Your objective: Images embedded in the records are excluded; print everything else exactly as given.

☆ ☆ ☆

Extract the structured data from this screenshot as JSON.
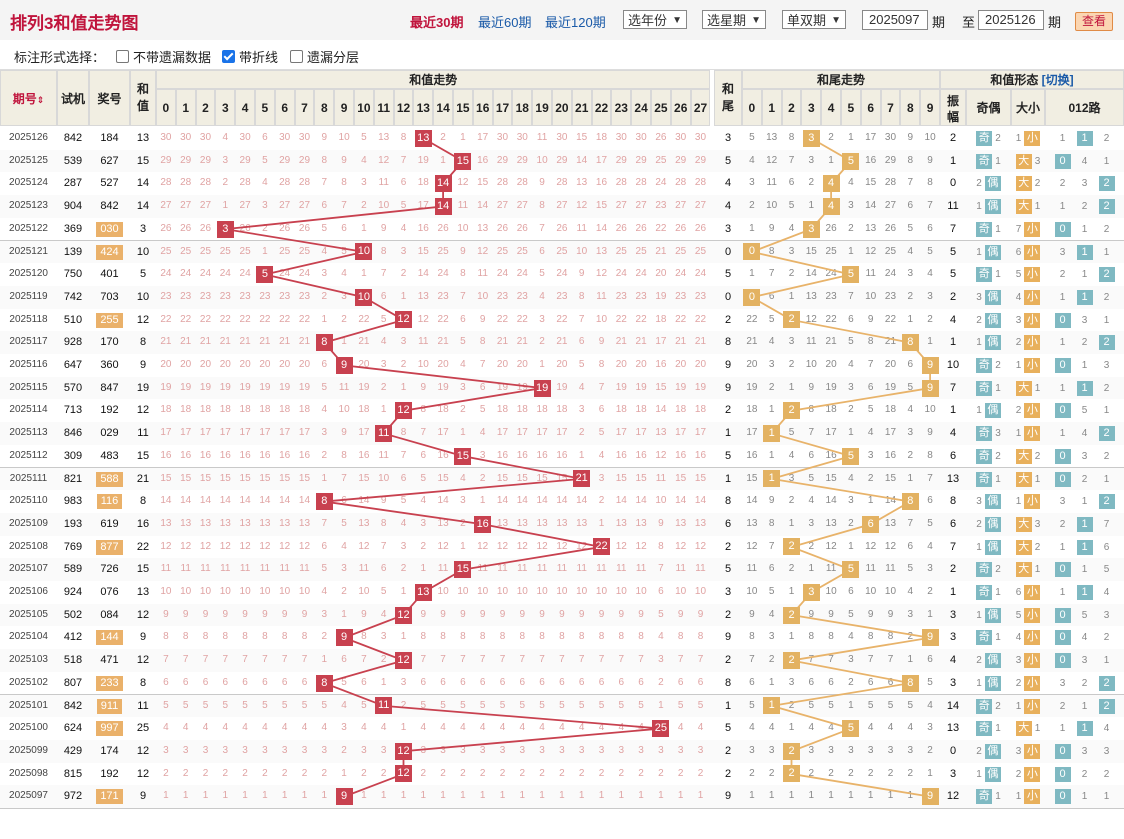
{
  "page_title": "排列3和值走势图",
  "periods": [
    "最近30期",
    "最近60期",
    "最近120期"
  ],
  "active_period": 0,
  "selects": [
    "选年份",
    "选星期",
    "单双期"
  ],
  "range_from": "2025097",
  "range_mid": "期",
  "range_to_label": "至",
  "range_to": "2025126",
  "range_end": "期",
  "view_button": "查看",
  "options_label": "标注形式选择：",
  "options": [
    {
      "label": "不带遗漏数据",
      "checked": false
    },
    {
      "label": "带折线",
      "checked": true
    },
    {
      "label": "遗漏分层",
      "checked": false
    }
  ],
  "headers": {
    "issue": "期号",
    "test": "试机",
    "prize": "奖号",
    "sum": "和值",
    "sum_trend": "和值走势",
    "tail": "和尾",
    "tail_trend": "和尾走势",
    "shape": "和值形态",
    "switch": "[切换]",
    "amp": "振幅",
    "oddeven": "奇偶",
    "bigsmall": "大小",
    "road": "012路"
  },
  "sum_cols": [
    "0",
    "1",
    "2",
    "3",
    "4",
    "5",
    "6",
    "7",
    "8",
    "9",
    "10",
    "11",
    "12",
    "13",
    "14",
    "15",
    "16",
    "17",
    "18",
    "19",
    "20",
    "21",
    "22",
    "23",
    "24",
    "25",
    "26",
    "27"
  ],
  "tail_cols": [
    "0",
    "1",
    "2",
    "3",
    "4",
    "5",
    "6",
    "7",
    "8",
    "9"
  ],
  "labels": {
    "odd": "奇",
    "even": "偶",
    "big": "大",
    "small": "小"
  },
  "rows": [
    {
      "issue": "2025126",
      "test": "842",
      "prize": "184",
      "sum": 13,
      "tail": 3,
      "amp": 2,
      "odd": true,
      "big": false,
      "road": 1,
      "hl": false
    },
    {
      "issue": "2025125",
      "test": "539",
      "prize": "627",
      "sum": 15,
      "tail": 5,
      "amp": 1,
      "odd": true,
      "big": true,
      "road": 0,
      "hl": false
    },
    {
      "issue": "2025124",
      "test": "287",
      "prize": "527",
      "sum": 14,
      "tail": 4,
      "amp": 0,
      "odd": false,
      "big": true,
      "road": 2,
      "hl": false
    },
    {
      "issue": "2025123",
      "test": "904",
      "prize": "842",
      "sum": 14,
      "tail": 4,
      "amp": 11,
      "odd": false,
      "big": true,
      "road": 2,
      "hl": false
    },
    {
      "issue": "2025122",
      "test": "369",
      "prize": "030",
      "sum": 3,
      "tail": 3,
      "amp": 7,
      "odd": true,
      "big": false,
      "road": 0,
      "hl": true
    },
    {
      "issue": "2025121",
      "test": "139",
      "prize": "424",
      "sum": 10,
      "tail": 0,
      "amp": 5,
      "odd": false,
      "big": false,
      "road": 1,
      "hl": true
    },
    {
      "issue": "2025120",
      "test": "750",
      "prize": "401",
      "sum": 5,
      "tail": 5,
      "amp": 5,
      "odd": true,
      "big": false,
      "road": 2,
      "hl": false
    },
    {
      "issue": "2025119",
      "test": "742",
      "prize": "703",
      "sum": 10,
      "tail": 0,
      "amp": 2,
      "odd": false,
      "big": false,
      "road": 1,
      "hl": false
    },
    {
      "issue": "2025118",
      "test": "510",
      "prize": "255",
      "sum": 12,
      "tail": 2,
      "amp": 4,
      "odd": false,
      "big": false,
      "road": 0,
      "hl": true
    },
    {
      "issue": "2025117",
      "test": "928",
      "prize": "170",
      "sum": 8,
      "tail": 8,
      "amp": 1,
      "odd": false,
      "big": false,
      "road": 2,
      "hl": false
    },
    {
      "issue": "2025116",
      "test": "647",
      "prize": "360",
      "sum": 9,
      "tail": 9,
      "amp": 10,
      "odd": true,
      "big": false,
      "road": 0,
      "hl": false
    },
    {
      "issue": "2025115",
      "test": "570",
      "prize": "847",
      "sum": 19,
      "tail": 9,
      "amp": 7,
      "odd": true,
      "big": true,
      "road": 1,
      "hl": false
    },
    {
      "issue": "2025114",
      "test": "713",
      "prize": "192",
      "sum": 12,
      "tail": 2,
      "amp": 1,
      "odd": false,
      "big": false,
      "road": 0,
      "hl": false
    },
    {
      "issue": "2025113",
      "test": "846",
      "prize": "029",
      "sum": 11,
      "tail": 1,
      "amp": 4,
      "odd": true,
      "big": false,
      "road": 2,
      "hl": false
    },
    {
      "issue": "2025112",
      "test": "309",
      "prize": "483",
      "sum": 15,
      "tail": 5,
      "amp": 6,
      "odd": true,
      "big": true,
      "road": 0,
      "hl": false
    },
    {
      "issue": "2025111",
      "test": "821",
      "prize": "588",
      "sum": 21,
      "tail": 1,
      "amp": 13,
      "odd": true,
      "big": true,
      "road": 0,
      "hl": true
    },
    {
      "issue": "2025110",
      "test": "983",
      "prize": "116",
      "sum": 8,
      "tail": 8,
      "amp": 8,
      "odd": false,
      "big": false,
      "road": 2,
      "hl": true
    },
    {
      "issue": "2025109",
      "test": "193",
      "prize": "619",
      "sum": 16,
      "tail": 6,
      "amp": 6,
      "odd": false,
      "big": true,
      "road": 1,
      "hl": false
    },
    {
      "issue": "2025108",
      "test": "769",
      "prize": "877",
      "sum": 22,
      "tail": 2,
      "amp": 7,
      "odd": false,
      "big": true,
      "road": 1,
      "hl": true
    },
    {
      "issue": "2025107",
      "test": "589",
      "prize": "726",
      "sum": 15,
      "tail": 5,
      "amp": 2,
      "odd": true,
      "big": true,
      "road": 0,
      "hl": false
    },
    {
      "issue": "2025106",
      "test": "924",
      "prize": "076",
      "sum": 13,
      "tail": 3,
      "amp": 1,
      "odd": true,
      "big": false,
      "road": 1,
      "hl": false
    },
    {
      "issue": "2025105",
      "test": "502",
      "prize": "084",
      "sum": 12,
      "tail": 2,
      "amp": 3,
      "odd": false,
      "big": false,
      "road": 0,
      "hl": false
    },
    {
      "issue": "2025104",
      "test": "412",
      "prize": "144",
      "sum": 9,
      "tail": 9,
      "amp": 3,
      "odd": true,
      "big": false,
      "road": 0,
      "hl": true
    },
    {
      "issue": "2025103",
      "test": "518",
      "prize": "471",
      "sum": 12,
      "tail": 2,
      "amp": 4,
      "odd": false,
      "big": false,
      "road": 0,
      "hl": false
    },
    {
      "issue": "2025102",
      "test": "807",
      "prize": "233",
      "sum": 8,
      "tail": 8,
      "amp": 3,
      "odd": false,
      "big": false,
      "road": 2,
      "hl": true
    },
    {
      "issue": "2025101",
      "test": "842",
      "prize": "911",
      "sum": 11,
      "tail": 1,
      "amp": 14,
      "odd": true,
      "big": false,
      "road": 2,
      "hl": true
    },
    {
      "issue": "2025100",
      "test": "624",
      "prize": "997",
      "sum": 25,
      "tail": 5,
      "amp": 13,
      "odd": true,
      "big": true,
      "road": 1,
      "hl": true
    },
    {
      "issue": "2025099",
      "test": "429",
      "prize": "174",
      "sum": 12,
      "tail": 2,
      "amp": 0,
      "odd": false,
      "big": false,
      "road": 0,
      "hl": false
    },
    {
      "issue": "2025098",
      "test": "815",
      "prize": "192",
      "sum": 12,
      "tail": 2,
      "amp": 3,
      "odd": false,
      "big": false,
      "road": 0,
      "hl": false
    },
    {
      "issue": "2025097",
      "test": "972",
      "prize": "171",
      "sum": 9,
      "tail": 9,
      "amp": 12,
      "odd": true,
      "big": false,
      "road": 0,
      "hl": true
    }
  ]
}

☆ ☆ ☆

Expected answer:
Extract the structured data from this screenshot as JSON.
{
  "page_title": "排列3和值走势图",
  "periods": [
    "最近30期",
    "最近60期",
    "最近120期"
  ],
  "active_period": 0,
  "selects": [
    "选年份",
    "选星期",
    "单双期"
  ],
  "range_from": "2025097",
  "range_mid": "期",
  "range_to_label": "至",
  "range_to": "2025126",
  "range_end": "期",
  "view_button": "查看",
  "options_label": "标注形式选择：",
  "options": [
    {
      "label": "不带遗漏数据",
      "checked": false
    },
    {
      "label": "带折线",
      "checked": true
    },
    {
      "label": "遗漏分层",
      "checked": false
    }
  ],
  "headers": {
    "issue": "期号",
    "test": "试机",
    "prize": "奖号",
    "sum": "和值",
    "sum_trend": "和值走势",
    "tail": "和尾",
    "tail_trend": "和尾走势",
    "shape": "和值形态",
    "switch": "[切换]",
    "amp": "振幅",
    "oddeven": "奇偶",
    "bigsmall": "大小",
    "road": "012路"
  },
  "sum_cols": [
    "0",
    "1",
    "2",
    "3",
    "4",
    "5",
    "6",
    "7",
    "8",
    "9",
    "10",
    "11",
    "12",
    "13",
    "14",
    "15",
    "16",
    "17",
    "18",
    "19",
    "20",
    "21",
    "22",
    "23",
    "24",
    "25",
    "26",
    "27"
  ],
  "tail_cols": [
    "0",
    "1",
    "2",
    "3",
    "4",
    "5",
    "6",
    "7",
    "8",
    "9"
  ],
  "labels": {
    "odd": "奇",
    "even": "偶",
    "big": "大",
    "small": "小"
  },
  "rows": [
    {
      "issue": "2025126",
      "test": "842",
      "prize": "184",
      "sum": 13,
      "tail": 3,
      "amp": 2,
      "odd": true,
      "big": false,
      "road": 1,
      "hl": false
    },
    {
      "issue": "2025125",
      "test": "539",
      "prize": "627",
      "sum": 15,
      "tail": 5,
      "amp": 1,
      "odd": true,
      "big": true,
      "road": 0,
      "hl": false
    },
    {
      "issue": "2025124",
      "test": "287",
      "prize": "527",
      "sum": 14,
      "tail": 4,
      "amp": 0,
      "odd": false,
      "big": true,
      "road": 2,
      "hl": false
    },
    {
      "issue": "2025123",
      "test": "904",
      "prize": "842",
      "sum": 14,
      "tail": 4,
      "amp": 11,
      "odd": false,
      "big": true,
      "road": 2,
      "hl": false
    },
    {
      "issue": "2025122",
      "test": "369",
      "prize": "030",
      "sum": 3,
      "tail": 3,
      "amp": 7,
      "odd": true,
      "big": false,
      "road": 0,
      "hl": true
    },
    {
      "issue": "2025121",
      "test": "139",
      "prize": "424",
      "sum": 10,
      "tail": 0,
      "amp": 5,
      "odd": false,
      "big": false,
      "road": 1,
      "hl": true
    },
    {
      "issue": "2025120",
      "test": "750",
      "prize": "401",
      "sum": 5,
      "tail": 5,
      "amp": 5,
      "odd": true,
      "big": false,
      "road": 2,
      "hl": false
    },
    {
      "issue": "2025119",
      "test": "742",
      "prize": "703",
      "sum": 10,
      "tail": 0,
      "amp": 2,
      "odd": false,
      "big": false,
      "road": 1,
      "hl": false
    },
    {
      "issue": "2025118",
      "test": "510",
      "prize": "255",
      "sum": 12,
      "tail": 2,
      "amp": 4,
      "odd": false,
      "big": false,
      "road": 0,
      "hl": true
    },
    {
      "issue": "2025117",
      "test": "928",
      "prize": "170",
      "sum": 8,
      "tail": 8,
      "amp": 1,
      "odd": false,
      "big": false,
      "road": 2,
      "hl": false
    },
    {
      "issue": "2025116",
      "test": "647",
      "prize": "360",
      "sum": 9,
      "tail": 9,
      "amp": 10,
      "odd": true,
      "big": false,
      "road": 0,
      "hl": false
    },
    {
      "issue": "2025115",
      "test": "570",
      "prize": "847",
      "sum": 19,
      "tail": 9,
      "amp": 7,
      "odd": true,
      "big": true,
      "road": 1,
      "hl": false
    },
    {
      "issue": "2025114",
      "test": "713",
      "prize": "192",
      "sum": 12,
      "tail": 2,
      "amp": 1,
      "odd": false,
      "big": false,
      "road": 0,
      "hl": false
    },
    {
      "issue": "2025113",
      "test": "846",
      "prize": "029",
      "sum": 11,
      "tail": 1,
      "amp": 4,
      "odd": true,
      "big": false,
      "road": 2,
      "hl": false
    },
    {
      "issue": "2025112",
      "test": "309",
      "prize": "483",
      "sum": 15,
      "tail": 5,
      "amp": 6,
      "odd": true,
      "big": true,
      "road": 0,
      "hl": false
    },
    {
      "issue": "2025111",
      "test": "821",
      "prize": "588",
      "sum": 21,
      "tail": 1,
      "amp": 13,
      "odd": true,
      "big": true,
      "road": 0,
      "hl": true
    },
    {
      "issue": "2025110",
      "test": "983",
      "prize": "116",
      "sum": 8,
      "tail": 8,
      "amp": 8,
      "odd": false,
      "big": false,
      "road": 2,
      "hl": true
    },
    {
      "issue": "2025109",
      "test": "193",
      "prize": "619",
      "sum": 16,
      "tail": 6,
      "amp": 6,
      "odd": false,
      "big": true,
      "road": 1,
      "hl": false
    },
    {
      "issue": "2025108",
      "test": "769",
      "prize": "877",
      "sum": 22,
      "tail": 2,
      "amp": 7,
      "odd": false,
      "big": true,
      "road": 1,
      "hl": true
    },
    {
      "issue": "2025107",
      "test": "589",
      "prize": "726",
      "sum": 15,
      "tail": 5,
      "amp": 2,
      "odd": true,
      "big": true,
      "road": 0,
      "hl": false
    },
    {
      "issue": "2025106",
      "test": "924",
      "prize": "076",
      "sum": 13,
      "tail": 3,
      "amp": 1,
      "odd": true,
      "big": false,
      "road": 1,
      "hl": false
    },
    {
      "issue": "2025105",
      "test": "502",
      "prize": "084",
      "sum": 12,
      "tail": 2,
      "amp": 3,
      "odd": false,
      "big": false,
      "road": 0,
      "hl": false
    },
    {
      "issue": "2025104",
      "test": "412",
      "prize": "144",
      "sum": 9,
      "tail": 9,
      "amp": 3,
      "odd": true,
      "big": false,
      "road": 0,
      "hl": true
    },
    {
      "issue": "2025103",
      "test": "518",
      "prize": "471",
      "sum": 12,
      "tail": 2,
      "amp": 4,
      "odd": false,
      "big": false,
      "road": 0,
      "hl": false
    },
    {
      "issue": "2025102",
      "test": "807",
      "prize": "233",
      "sum": 8,
      "tail": 8,
      "amp": 3,
      "odd": false,
      "big": false,
      "road": 2,
      "hl": true
    },
    {
      "issue": "2025101",
      "test": "842",
      "prize": "911",
      "sum": 11,
      "tail": 1,
      "amp": 14,
      "odd": true,
      "big": false,
      "road": 2,
      "hl": true
    },
    {
      "issue": "2025100",
      "test": "624",
      "prize": "997",
      "sum": 25,
      "tail": 5,
      "amp": 13,
      "odd": true,
      "big": true,
      "road": 1,
      "hl": true
    },
    {
      "issue": "2025099",
      "test": "429",
      "prize": "174",
      "sum": 12,
      "tail": 2,
      "amp": 0,
      "odd": false,
      "big": false,
      "road": 0,
      "hl": false
    },
    {
      "issue": "2025098",
      "test": "815",
      "prize": "192",
      "sum": 12,
      "tail": 2,
      "amp": 3,
      "odd": false,
      "big": false,
      "road": 0,
      "hl": false
    },
    {
      "issue": "2025097",
      "test": "972",
      "prize": "171",
      "sum": 9,
      "tail": 9,
      "amp": 12,
      "odd": true,
      "big": false,
      "road": 0,
      "hl": true
    }
  ]
}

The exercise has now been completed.